Copy every line of the data that contains the string "режиме".

>> Begin INPUT RECORDS

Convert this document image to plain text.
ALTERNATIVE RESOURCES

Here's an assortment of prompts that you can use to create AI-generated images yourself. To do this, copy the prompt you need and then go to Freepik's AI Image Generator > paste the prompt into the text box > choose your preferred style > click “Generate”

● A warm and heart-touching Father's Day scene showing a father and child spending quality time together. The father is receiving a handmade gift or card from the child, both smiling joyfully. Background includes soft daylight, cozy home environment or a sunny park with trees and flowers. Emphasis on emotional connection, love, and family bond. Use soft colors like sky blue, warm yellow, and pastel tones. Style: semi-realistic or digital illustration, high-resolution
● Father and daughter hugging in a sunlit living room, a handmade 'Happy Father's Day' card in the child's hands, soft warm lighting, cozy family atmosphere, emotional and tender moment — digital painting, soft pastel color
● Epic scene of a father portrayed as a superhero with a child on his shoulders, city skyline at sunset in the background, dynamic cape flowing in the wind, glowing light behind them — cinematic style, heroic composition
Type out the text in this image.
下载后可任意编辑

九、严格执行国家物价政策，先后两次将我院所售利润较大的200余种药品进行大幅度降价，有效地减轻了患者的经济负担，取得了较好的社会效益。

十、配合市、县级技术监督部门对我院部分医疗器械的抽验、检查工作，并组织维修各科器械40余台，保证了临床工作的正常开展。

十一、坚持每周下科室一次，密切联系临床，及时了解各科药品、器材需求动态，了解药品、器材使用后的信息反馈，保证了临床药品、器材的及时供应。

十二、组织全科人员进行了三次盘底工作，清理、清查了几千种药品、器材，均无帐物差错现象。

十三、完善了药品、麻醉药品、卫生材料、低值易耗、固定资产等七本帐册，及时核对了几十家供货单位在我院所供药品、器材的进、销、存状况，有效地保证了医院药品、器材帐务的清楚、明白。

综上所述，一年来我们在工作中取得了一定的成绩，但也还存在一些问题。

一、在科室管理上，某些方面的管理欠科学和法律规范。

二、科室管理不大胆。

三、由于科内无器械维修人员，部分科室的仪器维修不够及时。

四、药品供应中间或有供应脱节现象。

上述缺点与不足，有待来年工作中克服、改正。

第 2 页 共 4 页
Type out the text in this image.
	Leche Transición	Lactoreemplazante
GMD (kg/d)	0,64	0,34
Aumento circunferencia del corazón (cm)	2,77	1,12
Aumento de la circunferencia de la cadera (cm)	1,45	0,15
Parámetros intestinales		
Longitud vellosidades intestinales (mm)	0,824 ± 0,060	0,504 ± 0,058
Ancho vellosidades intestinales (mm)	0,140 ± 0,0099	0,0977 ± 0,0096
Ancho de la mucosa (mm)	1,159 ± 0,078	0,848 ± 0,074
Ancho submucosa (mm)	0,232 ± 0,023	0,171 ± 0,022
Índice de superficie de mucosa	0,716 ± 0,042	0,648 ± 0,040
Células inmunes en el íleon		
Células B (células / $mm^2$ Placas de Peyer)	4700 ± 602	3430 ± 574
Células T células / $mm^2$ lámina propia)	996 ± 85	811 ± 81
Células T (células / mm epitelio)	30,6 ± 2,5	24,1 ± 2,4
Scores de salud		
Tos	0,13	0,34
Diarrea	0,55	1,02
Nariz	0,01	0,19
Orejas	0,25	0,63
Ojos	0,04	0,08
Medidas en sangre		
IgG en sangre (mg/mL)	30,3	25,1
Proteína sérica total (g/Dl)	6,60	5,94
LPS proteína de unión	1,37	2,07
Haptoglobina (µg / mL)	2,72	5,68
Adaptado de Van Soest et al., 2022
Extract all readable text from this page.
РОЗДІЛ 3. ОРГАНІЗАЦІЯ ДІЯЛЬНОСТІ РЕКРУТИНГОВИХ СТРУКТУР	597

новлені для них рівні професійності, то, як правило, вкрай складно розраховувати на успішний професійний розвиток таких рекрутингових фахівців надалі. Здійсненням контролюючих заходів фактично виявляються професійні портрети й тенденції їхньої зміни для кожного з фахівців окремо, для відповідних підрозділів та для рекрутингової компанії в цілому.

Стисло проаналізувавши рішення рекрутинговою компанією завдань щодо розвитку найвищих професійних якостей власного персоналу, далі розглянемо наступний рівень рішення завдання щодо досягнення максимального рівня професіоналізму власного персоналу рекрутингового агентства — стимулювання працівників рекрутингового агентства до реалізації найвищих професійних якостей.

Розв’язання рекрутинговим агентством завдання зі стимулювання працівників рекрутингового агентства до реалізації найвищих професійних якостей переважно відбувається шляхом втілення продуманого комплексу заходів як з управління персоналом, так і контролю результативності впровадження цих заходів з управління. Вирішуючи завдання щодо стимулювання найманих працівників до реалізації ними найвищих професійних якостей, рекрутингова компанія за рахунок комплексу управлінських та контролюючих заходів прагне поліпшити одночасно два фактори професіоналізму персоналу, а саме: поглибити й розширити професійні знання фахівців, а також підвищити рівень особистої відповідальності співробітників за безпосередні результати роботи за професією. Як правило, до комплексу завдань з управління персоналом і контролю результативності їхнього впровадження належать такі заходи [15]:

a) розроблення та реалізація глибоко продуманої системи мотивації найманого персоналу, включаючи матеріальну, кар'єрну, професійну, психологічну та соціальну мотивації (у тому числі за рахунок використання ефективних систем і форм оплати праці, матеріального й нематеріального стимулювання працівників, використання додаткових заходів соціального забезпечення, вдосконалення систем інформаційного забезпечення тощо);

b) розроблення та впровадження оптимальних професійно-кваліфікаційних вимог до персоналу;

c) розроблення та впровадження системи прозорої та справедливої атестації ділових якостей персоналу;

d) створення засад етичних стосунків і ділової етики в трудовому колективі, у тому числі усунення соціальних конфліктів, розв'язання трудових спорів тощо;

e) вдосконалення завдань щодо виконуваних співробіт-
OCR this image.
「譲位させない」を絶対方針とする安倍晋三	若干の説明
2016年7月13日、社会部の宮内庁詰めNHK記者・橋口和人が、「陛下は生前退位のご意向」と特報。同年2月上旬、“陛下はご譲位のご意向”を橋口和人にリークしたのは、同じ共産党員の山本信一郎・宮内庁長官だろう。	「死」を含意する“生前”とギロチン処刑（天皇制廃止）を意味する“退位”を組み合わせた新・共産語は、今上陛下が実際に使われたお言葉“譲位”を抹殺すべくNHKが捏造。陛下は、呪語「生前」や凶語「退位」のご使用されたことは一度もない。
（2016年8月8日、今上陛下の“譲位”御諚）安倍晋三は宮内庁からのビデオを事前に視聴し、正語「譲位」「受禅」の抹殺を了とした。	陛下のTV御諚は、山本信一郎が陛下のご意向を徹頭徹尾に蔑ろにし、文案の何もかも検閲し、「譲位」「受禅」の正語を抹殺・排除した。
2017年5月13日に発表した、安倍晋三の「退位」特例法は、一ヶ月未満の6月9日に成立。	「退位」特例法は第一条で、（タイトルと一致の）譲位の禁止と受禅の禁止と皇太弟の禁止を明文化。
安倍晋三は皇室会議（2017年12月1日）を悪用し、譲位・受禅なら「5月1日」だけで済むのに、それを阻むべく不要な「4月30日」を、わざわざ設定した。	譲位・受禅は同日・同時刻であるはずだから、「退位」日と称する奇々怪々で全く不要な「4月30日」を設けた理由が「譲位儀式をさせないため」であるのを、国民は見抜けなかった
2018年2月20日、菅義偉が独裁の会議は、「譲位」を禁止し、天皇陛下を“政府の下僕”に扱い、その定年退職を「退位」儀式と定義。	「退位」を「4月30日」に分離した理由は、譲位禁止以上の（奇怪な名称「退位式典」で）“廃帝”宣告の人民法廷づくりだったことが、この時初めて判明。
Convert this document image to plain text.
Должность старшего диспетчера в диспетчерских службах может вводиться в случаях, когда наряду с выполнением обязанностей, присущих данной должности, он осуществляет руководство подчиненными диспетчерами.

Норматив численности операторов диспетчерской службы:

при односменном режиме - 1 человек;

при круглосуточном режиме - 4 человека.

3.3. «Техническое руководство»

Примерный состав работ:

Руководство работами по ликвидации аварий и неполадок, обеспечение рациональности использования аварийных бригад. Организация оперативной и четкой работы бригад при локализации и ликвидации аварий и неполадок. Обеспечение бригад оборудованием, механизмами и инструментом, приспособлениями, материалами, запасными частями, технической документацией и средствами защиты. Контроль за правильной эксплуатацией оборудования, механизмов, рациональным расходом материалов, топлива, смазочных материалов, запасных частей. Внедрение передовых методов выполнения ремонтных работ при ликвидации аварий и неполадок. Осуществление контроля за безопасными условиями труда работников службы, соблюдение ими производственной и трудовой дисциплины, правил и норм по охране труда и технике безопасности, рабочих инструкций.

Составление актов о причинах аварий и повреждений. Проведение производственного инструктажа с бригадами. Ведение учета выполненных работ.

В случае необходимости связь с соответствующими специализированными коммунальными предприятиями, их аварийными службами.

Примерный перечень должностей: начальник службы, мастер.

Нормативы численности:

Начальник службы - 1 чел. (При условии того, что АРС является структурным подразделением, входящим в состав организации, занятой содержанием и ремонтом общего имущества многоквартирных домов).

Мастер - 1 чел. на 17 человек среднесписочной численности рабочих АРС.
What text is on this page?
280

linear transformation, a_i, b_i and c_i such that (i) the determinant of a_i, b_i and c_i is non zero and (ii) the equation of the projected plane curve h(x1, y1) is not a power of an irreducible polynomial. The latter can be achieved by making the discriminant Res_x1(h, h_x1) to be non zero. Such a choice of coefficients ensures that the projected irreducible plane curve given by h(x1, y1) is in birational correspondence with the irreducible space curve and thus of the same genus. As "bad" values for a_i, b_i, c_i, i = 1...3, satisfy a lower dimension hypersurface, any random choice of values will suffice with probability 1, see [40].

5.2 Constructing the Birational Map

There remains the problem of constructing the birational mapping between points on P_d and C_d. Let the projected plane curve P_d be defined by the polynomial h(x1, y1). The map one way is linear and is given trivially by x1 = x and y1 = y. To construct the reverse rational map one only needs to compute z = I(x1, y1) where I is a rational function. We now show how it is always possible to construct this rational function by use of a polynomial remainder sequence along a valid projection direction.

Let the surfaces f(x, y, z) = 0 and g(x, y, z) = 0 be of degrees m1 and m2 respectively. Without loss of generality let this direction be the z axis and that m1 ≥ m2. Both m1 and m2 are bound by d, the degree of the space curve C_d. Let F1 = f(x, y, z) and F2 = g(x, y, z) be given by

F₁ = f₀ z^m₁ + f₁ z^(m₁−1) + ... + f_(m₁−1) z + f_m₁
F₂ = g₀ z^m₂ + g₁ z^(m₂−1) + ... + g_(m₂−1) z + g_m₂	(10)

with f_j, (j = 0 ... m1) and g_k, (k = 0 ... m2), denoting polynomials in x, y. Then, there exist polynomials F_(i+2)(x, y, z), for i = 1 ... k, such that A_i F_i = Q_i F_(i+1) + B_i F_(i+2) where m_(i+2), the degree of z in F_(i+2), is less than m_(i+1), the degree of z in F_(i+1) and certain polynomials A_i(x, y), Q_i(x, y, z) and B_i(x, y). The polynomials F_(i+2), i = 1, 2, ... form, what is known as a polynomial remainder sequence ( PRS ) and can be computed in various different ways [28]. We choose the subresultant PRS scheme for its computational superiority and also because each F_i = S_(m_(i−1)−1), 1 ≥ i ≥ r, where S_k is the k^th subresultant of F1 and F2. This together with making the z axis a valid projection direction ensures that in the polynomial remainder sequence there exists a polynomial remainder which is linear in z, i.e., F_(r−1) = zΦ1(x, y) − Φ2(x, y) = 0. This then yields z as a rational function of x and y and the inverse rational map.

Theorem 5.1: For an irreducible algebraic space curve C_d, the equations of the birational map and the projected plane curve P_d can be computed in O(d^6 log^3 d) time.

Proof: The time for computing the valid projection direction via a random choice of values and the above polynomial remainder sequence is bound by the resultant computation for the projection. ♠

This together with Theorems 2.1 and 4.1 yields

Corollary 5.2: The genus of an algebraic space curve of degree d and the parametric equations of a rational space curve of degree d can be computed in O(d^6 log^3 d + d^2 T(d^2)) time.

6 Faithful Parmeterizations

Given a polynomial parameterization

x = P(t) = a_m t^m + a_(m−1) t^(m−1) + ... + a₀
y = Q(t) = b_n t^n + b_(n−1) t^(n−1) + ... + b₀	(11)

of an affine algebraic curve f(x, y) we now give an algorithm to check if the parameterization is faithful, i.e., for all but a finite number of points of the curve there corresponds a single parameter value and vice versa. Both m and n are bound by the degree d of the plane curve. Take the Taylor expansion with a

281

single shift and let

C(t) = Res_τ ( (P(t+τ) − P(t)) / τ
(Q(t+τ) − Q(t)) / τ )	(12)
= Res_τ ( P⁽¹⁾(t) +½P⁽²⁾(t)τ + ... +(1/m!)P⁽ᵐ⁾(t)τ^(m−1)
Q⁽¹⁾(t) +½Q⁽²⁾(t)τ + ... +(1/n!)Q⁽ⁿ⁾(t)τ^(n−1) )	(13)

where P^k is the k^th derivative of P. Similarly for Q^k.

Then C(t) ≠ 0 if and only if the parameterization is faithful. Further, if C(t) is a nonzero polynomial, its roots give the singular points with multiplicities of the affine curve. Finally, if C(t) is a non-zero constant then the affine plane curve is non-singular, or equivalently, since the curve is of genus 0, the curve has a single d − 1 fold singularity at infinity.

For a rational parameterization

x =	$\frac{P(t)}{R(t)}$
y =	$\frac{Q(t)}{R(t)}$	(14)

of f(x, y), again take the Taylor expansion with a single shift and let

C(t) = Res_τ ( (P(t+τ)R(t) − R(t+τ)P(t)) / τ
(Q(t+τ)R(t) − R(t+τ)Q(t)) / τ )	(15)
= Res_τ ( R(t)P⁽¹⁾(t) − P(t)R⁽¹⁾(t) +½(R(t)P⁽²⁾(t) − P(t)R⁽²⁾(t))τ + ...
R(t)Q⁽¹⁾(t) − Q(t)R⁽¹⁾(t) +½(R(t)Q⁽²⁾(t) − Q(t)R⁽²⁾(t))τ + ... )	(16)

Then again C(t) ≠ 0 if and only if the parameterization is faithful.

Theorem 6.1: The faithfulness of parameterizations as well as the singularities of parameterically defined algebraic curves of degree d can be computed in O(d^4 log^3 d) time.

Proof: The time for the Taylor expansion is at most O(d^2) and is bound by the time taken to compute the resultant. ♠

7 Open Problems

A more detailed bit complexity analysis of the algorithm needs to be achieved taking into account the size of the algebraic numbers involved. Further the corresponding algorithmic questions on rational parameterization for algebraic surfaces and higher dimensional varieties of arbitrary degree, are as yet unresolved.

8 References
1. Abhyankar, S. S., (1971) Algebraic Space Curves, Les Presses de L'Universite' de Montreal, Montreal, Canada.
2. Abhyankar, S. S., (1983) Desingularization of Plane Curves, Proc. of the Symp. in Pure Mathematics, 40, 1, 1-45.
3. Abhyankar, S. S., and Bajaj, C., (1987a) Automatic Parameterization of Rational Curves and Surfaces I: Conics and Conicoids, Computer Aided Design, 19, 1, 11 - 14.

>> End INPUT RECORDS

RESULT
при односменном режиме - 1 человек;
при круглосуточном режиме - 4 человека.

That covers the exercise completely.